■ REQUIRED TASK: Copy the lines below as they are; omit the images they contain.

■ AVAILABLE DATA:
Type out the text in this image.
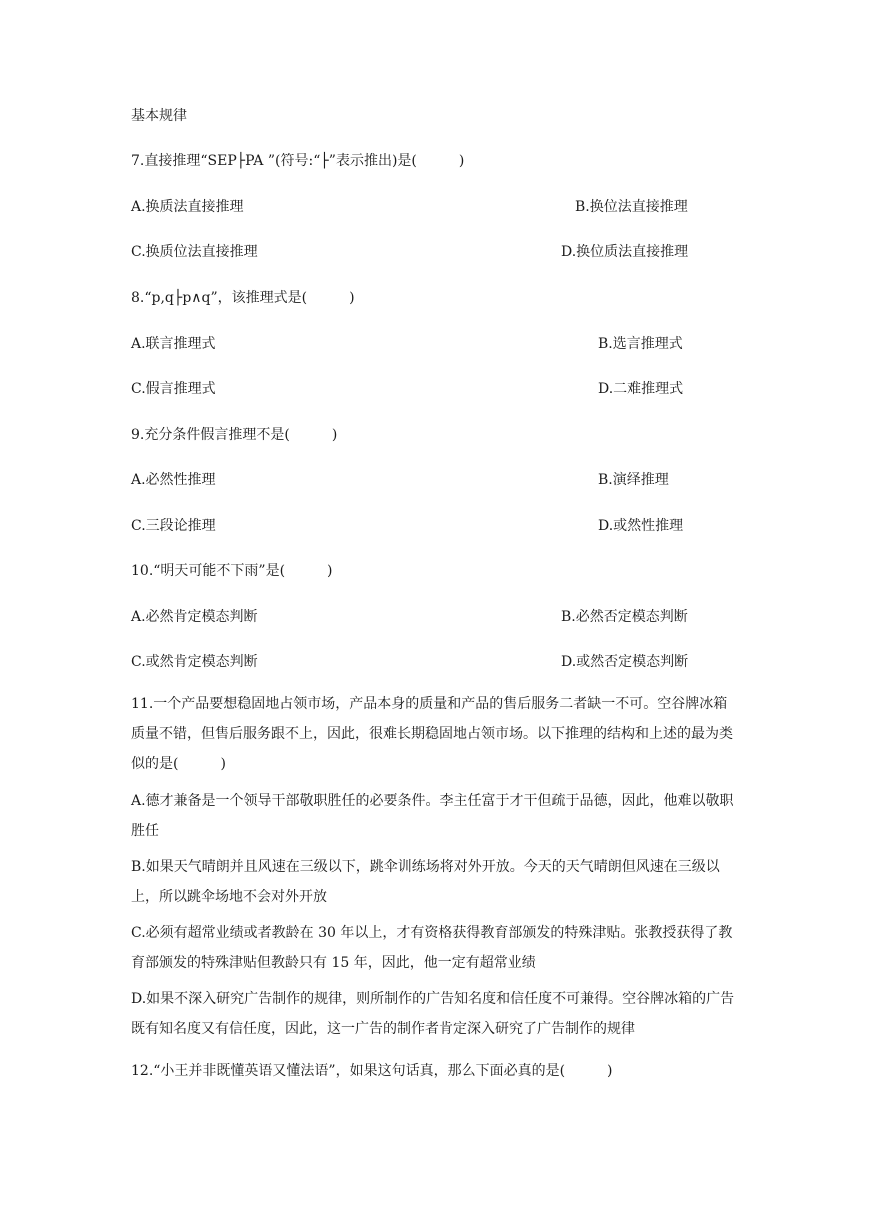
基本规律
7.直接推理“SEP├PA ”(符号:“├”表示推出)是(　　　)
A.换质法直接推理	B.换位法直接推理
C.换质位法直接推理	D.换位质法直接推理
8.“p,q├p∧q”，该推理式是(　　　)
A.联言推理式	B.选言推理式
C.假言推理式	D.二难推理式
9.充分条件假言推理不是(　　　)
A.必然性推理	B.演绎推理
C.三段论推理	D.或然性推理
10.“明天可能不下雨”是(　　　)
A.必然肯定模态判断	B.必然否定模态判断
C.或然肯定模态判断	D.或然否定模态判断
11.一个产品要想稳固地占领市场，产品本身的质量和产品的售后服务二者缺一不可。空谷牌冰箱质量不错，但售后服务跟不上，因此，很难长期稳固地占领市场。以下推理的结构和上述的最为类似的是(　　　)
A.德才兼备是一个领导干部敬职胜任的必要条件。李主任富于才干但疏于品德，因此，他难以敬职胜任
B.如果天气晴朗并且风速在三级以下，跳伞训练场将对外开放。今天的天气晴朗但风速在三级以上，所以跳伞场地不会对外开放
C.必须有超常业绩或者教龄在 30 年以上，才有资格获得教育部颁发的特殊津贴。张教授获得了教育部颁发的特殊津贴但教龄只有 15 年，因此，他一定有超常业绩
D.如果不深入研究广告制作的规律，则所制作的广告知名度和信任度不可兼得。空谷牌冰箱的广告既有知名度又有信任度，因此，这一广告的制作者肯定深入研究了广告制作的规律
12.“小王并非既懂英语又懂法语”，如果这句话真，那么下面必真的是(　　　)
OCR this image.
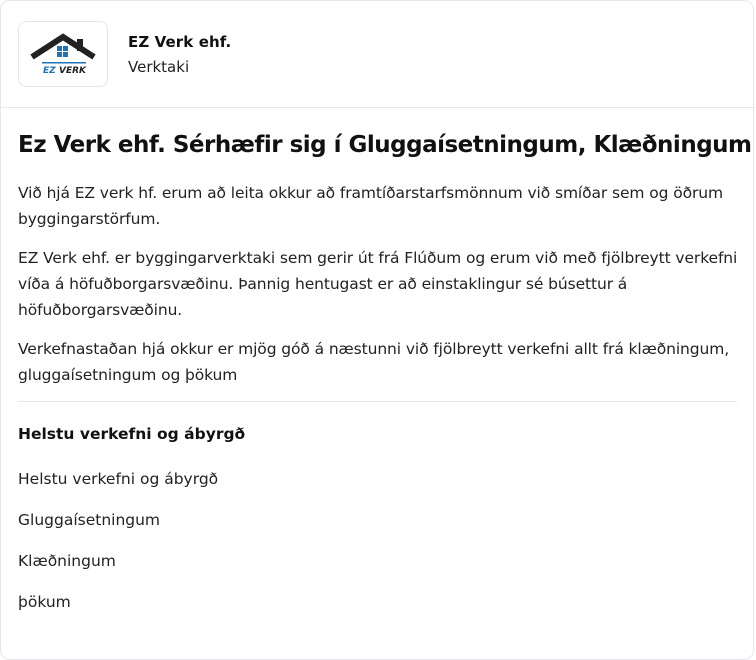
EZ VERK
EZ Verk ehf.
Verktaki
Ez Verk ehf. Sérhæfir sig í Gluggaísetningum, Klæðningum

Við hjá EZ verk hf. erum að leita okkur að framtíðarstarfsmönnum við smíðar sem og öðrum byggingarstörfum.

EZ Verk ehf. er byggingarverktaki sem gerir út frá Flúðum og erum við með fjölbreytt verkefni víða á höfuðborgarsvæðinu. Þannig hentugast er að einstaklingur sé búsettur á höfuðborgarsvæðinu.

Verkefnastaðan hjá okkur er mjög góð á næstunni við fjölbreytt verkefni allt frá klæðningum, gluggaísetningum og þökum

Helstu verkefni og ábyrgð
Helstu verkefni og ábyrgð
Gluggaísetningum
Klæðningum
þökum
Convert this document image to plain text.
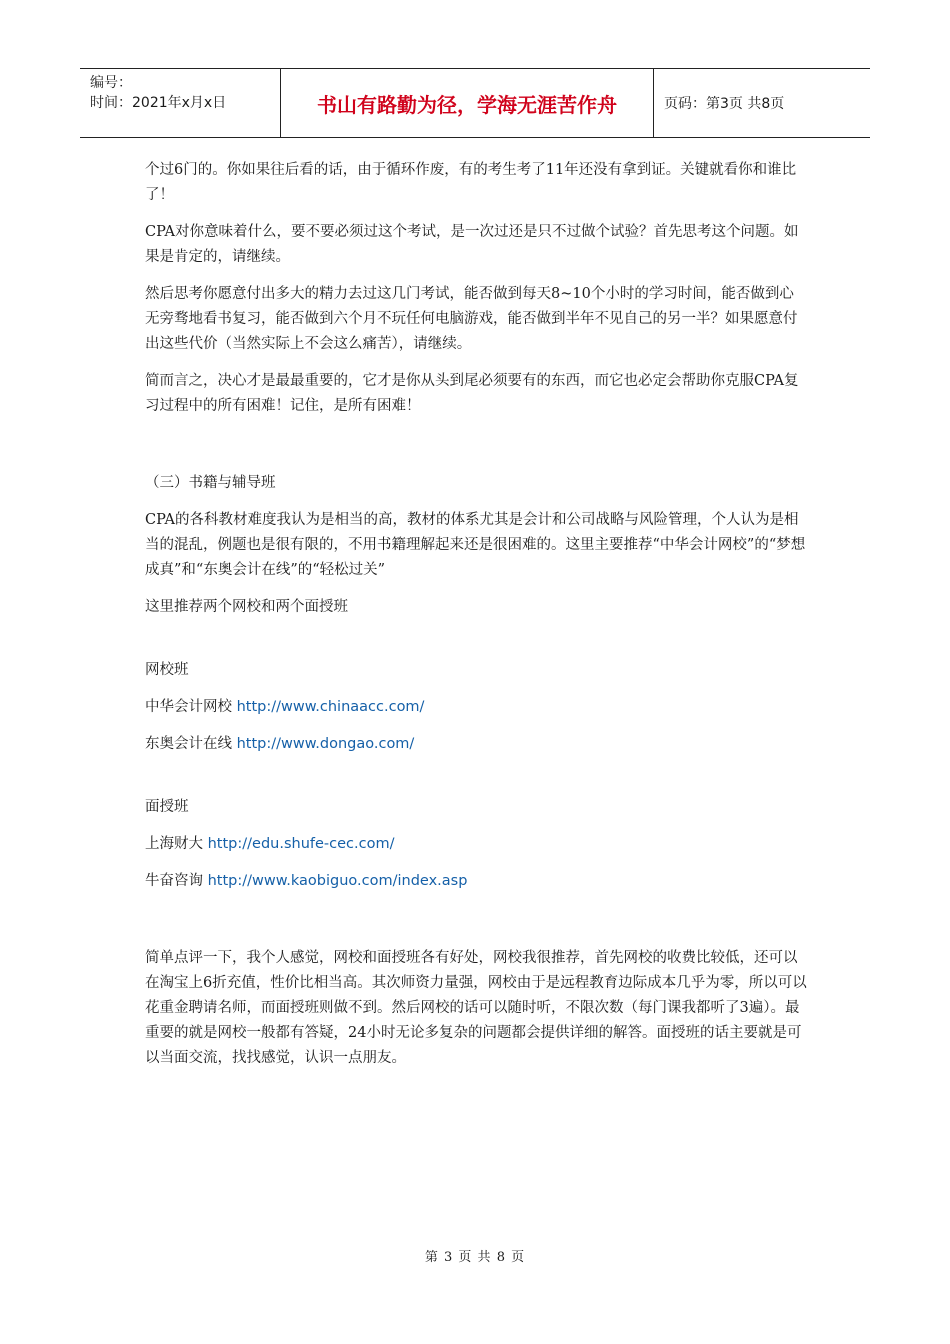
编号：
时间：2021年x月x日	书山有路勤为径，学海无涯苦作舟	页码：第3页 共8页

个过6门的。你如果往后看的话，由于循环作废，有的考生考了11年还没有拿到证。关键就看你和谁比了！

CPA对你意味着什么，要不要必须过这个考试，是一次过还是只不过做个试验？首先思考这个问题。如果是肯定的，请继续。

然后思考你愿意付出多大的精力去过这几门考试，能否做到每天8~10个小时的学习时间，能否做到心无旁骛地看书复习，能否做到六个月不玩任何电脑游戏，能否做到半年不见自己的另一半？如果愿意付出这些代价（当然实际上不会这么痛苦），请继续。

简而言之，决心才是最最重要的，它才是你从头到尾必须要有的东西，而它也必定会帮助你克服CPA复习过程中的所有困难！记住，是所有困难！

（三）书籍与辅导班

CPA的各科教材难度我认为是相当的高，教材的体系尤其是会计和公司战略与风险管理，个人认为是相当的混乱，例题也是很有限的，不用书籍理解起来还是很困难的。这里主要推荐“中华会计网校”的“梦想成真”和“东奥会计在线”的“轻松过关”

这里推荐两个网校和两个面授班

网校班

中华会计网校 http://www.chinaacc.com/

东奥会计在线 http://www.dongao.com/

面授班

上海财大 http://edu.shufe-cec.com/

牛奋咨询 http://www.kaobiguo.com/index.asp

简单点评一下，我个人感觉，网校和面授班各有好处，网校我很推荐，首先网校的收费比较低，还可以在淘宝上6折充值，性价比相当高。其次师资力量强，网校由于是远程教育边际成本几乎为零，所以可以花重金聘请名师，而面授班则做不到。然后网校的话可以随时听，不限次数（每门课我都听了3遍）。最重要的就是网校一般都有答疑，24小时无论多复杂的问题都会提供详细的解答。面授班的话主要就是可以当面交流，找找感觉，认识一点朋友。

第 3 页 共 8 页
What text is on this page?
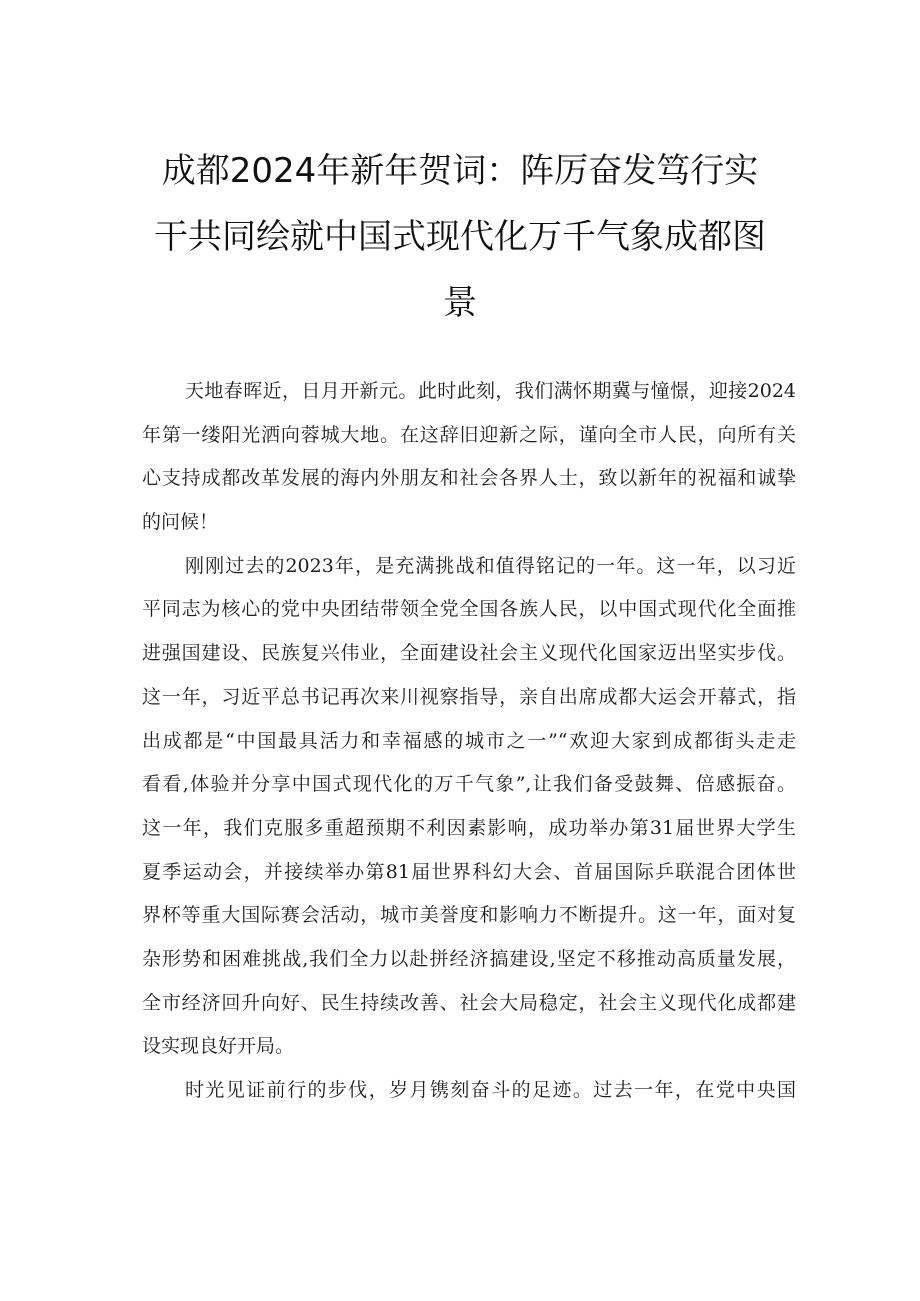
成都2024年新年贺词：阵厉奋发笃行实
干共同绘就中国式现代化万千气象成都图
景

天地春晖近，日月开新元。此时此刻，我们满怀期冀与憧憬，迎接2024
年第一缕阳光洒向蓉城大地。在这辞旧迎新之际，谨向全市人民，向所有关
心支持成都改革发展的海内外朋友和社会各界人士，致以新年的祝福和诚挚
的问候！

刚刚过去的2023年，是充满挑战和值得铭记的一年。这一年，以习近
平同志为核心的党中央团结带领全党全国各族人民，以中国式现代化全面推
进强国建设、民族复兴伟业，全面建设社会主义现代化国家迈出坚实步伐。
这一年，习近平总书记再次来川视察指导，亲自出席成都大运会开幕式，指
出成都是“中国最具活力和幸福感的城市之一”“欢迎大家到成都街头走走
看看,体验并分享中国式现代化的万千气象”,让我们备受鼓舞、倍感振奋。
这一年，我们克服多重超预期不利因素影响，成功举办第31届世界大学生
夏季运动会，并接续举办第81届世界科幻大会、首届国际乒联混合团体世
界杯等重大国际赛会活动，城市美誉度和影响力不断提升。这一年，面对复
杂形势和困难挑战,我们全力以赴拼经济搞建设,坚定不移推动高质量发展，
全市经济回升向好、民生持续改善、社会大局稳定，社会主义现代化成都建
设实现良好开局。

时光见证前行的步伐，岁月镌刻奋斗的足迹。过去一年，在党中央国
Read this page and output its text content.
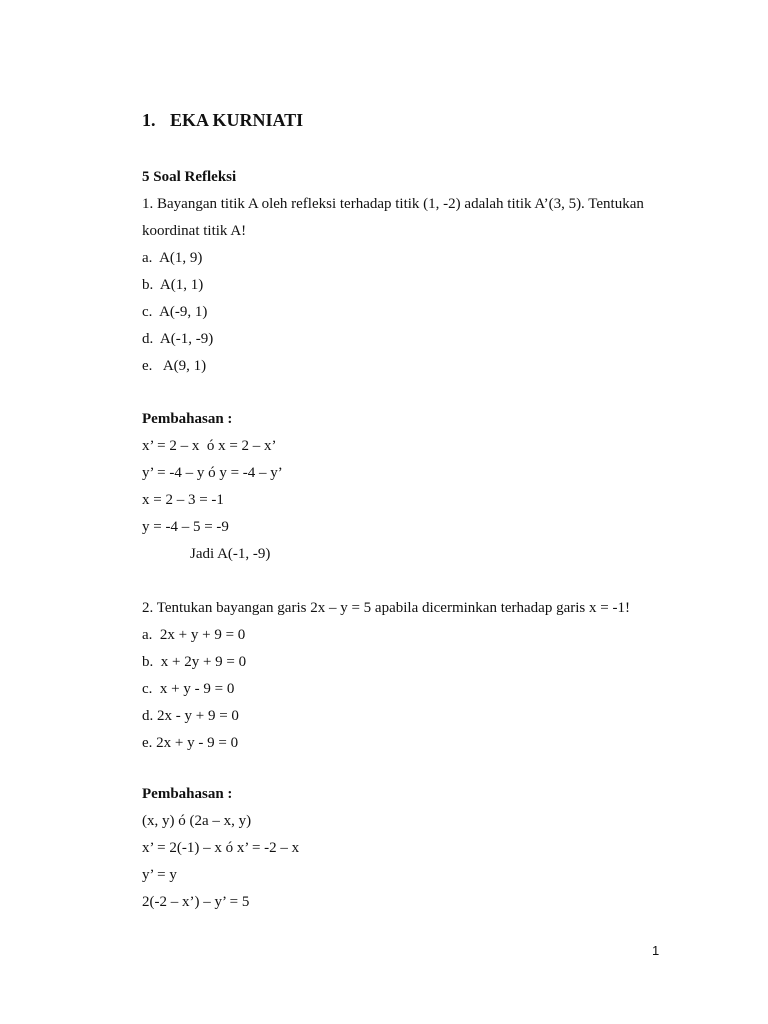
1. EKA KURNIATI
5 Soal Refleksi
1. Bayangan titik A oleh refleksi terhadap titik (1, -2) adalah titik A’(3, 5). Tentukan
koordinat titik A!
a.  A(1, 9)
b.  A(1, 1)
c.  A(-9, 1)
d.  A(-1, -9)
e.   A(9, 1)
Pembahasan :
x’ = 2 – x  ó x = 2 – x’
y’ = -4 – y ó y = -4 – y’
x = 2 – 3 = -1
y = -4 – 5 = -9
Jadi A(-1, -9)
2. Tentukan bayangan garis 2x – y = 5 apabila dicerminkan terhadap garis x = -1!
a.  2x + y + 9 = 0
b.  x + 2y + 9 = 0
c.  x + y - 9 = 0
d. 2x - y + 9 = 0
e. 2x + y - 9 = 0
Pembahasan :
(x, y) ó (2a – x, y)
x’ = 2(-1) – x ó x’ = -2 – x
y’ = y
2(-2 – x’) – y’ = 5
1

■ RESULT OF THE TASK:
Type out the text in this image.
基本规律
7.直接推理“SEP├PA ”(符号:“├”表示推出)是(　　　)
A.换质法直接推理	B.换位法直接推理
C.换质位法直接推理	D.换位质法直接推理
8.“p,q├p∧q”，该推理式是(　　　)
A.联言推理式	B.选言推理式
C.假言推理式	D.二难推理式
9.充分条件假言推理不是(　　　)
A.必然性推理	B.演绎推理
C.三段论推理	D.或然性推理
10.“明天可能不下雨”是(　　　)
A.必然肯定模态判断	B.必然否定模态判断
C.或然肯定模态判断	D.或然否定模态判断
11.一个产品要想稳固地占领市场，产品本身的质量和产品的售后服务二者缺一不可。空谷牌冰箱质量不错，但售后服务跟不上，因此，很难长期稳固地占领市场。以下推理的结构和上述的最为类似的是(　　　)
A.德才兼备是一个领导干部敬职胜任的必要条件。李主任富于才干但疏于品德，因此，他难以敬职胜任
B.如果天气晴朗并且风速在三级以下，跳伞训练场将对外开放。今天的天气晴朗但风速在三级以上，所以跳伞场地不会对外开放
C.必须有超常业绩或者教龄在 30 年以上，才有资格获得教育部颁发的特殊津贴。张教授获得了教育部颁发的特殊津贴但教龄只有 15 年，因此，他一定有超常业绩
D.如果不深入研究广告制作的规律，则所制作的广告知名度和信任度不可兼得。空谷牌冰箱的广告既有知名度又有信任度，因此，这一广告的制作者肯定深入研究了广告制作的规律
12.“小王并非既懂英语又懂法语”，如果这句话真，那么下面必真的是(　　　)
OCR this image.
EZ VERK
EZ Verk ehf.
Verktaki
Ez Verk ehf. Sérhæfir sig í Gluggaísetningum, Klæðningum

Við hjá EZ verk hf. erum að leita okkur að framtíðarstarfsmönnum við smíðar sem og öðrum byggingarstörfum.

EZ Verk ehf. er byggingarverktaki sem gerir út frá Flúðum og erum við með fjölbreytt verkefni víða á höfuðborgarsvæðinu. Þannig hentugast er að einstaklingur sé búsettur á höfuðborgarsvæðinu.

Verkefnastaðan hjá okkur er mjög góð á næstunni við fjölbreytt verkefni allt frá klæðningum, gluggaísetningum og þökum

Helstu verkefni og ábyrgð
Helstu verkefni og ábyrgð
Gluggaísetningum
Klæðningum
þökum
Convert this document image to plain text.
编号：
时间：2021年x月x日	书山有路勤为径，学海无涯苦作舟	页码：第3页 共8页

个过6门的。你如果往后看的话，由于循环作废，有的考生考了11年还没有拿到证。关键就看你和谁比了！

CPA对你意味着什么，要不要必须过这个考试，是一次过还是只不过做个试验？首先思考这个问题。如果是肯定的，请继续。

然后思考你愿意付出多大的精力去过这几门考试，能否做到每天8~10个小时的学习时间，能否做到心无旁骛地看书复习，能否做到六个月不玩任何电脑游戏，能否做到半年不见自己的另一半？如果愿意付出这些代价（当然实际上不会这么痛苦），请继续。

简而言之，决心才是最最重要的，它才是你从头到尾必须要有的东西，而它也必定会帮助你克服CPA复习过程中的所有困难！记住，是所有困难！

（三）书籍与辅导班

CPA的各科教材难度我认为是相当的高，教材的体系尤其是会计和公司战略与风险管理，个人认为是相当的混乱，例题也是很有限的，不用书籍理解起来还是很困难的。这里主要推荐“中华会计网校”的“梦想成真”和“东奥会计在线”的“轻松过关”

这里推荐两个网校和两个面授班

网校班

中华会计网校 http://www.chinaacc.com/

东奥会计在线 http://www.dongao.com/

面授班

上海财大 http://edu.shufe-cec.com/

牛奋咨询 http://www.kaobiguo.com/index.asp

简单点评一下，我个人感觉，网校和面授班各有好处，网校我很推荐，首先网校的收费比较低，还可以在淘宝上6折充值，性价比相当高。其次师资力量强，网校由于是远程教育边际成本几乎为零，所以可以花重金聘请名师，而面授班则做不到。然后网校的话可以随时听，不限次数（每门课我都听了3遍）。最重要的就是网校一般都有答疑，24小时无论多复杂的问题都会提供详细的解答。面授班的话主要就是可以当面交流，找找感觉，认识一点朋友。

第 3 页 共 8 页
What text is on this page?
成都2024年新年贺词：阵厉奋发笃行实
干共同绘就中国式现代化万千气象成都图
景

天地春晖近，日月开新元。此时此刻，我们满怀期冀与憧憬，迎接2024
年第一缕阳光洒向蓉城大地。在这辞旧迎新之际，谨向全市人民，向所有关
心支持成都改革发展的海内外朋友和社会各界人士，致以新年的祝福和诚挚
的问候！

刚刚过去的2023年，是充满挑战和值得铭记的一年。这一年，以习近
平同志为核心的党中央团结带领全党全国各族人民，以中国式现代化全面推
进强国建设、民族复兴伟业，全面建设社会主义现代化国家迈出坚实步伐。
这一年，习近平总书记再次来川视察指导，亲自出席成都大运会开幕式，指
出成都是“中国最具活力和幸福感的城市之一”“欢迎大家到成都街头走走
看看,体验并分享中国式现代化的万千气象”,让我们备受鼓舞、倍感振奋。
这一年，我们克服多重超预期不利因素影响，成功举办第31届世界大学生
夏季运动会，并接续举办第81届世界科幻大会、首届国际乒联混合团体世
界杯等重大国际赛会活动，城市美誉度和影响力不断提升。这一年，面对复
杂形势和困难挑战,我们全力以赴拼经济搞建设,坚定不移推动高质量发展，
全市经济回升向好、民生持续改善、社会大局稳定，社会主义现代化成都建
设实现良好开局。

时光见证前行的步伐，岁月镌刻奋斗的足迹。过去一年，在党中央国
Read this page and output its text content.
1. EKA KURNIATI
5 Soal Refleksi
1. Bayangan titik A oleh refleksi terhadap titik (1, -2) adalah titik A’(3, 5). Tentukan
koordinat titik A!
a.  A(1, 9)
b.  A(1, 1)
c.  A(-9, 1)
d.  A(-1, -9)
e.   A(9, 1)
Pembahasan :
x’ = 2 – x  ó x = 2 – x’
y’ = -4 – y ó y = -4 – y’
x = 2 – 3 = -1
y = -4 – 5 = -9
Jadi A(-1, -9)
2. Tentukan bayangan garis 2x – y = 5 apabila dicerminkan terhadap garis x = -1!
a.  2x + y + 9 = 0
b.  x + 2y + 9 = 0
c.  x + y - 9 = 0
d. 2x - y + 9 = 0
e. 2x + y - 9 = 0
Pembahasan :
(x, y) ó (2a – x, y)
x’ = 2(-1) – x ó x’ = -2 – x
y’ = y
2(-2 – x’) – y’ = 5
1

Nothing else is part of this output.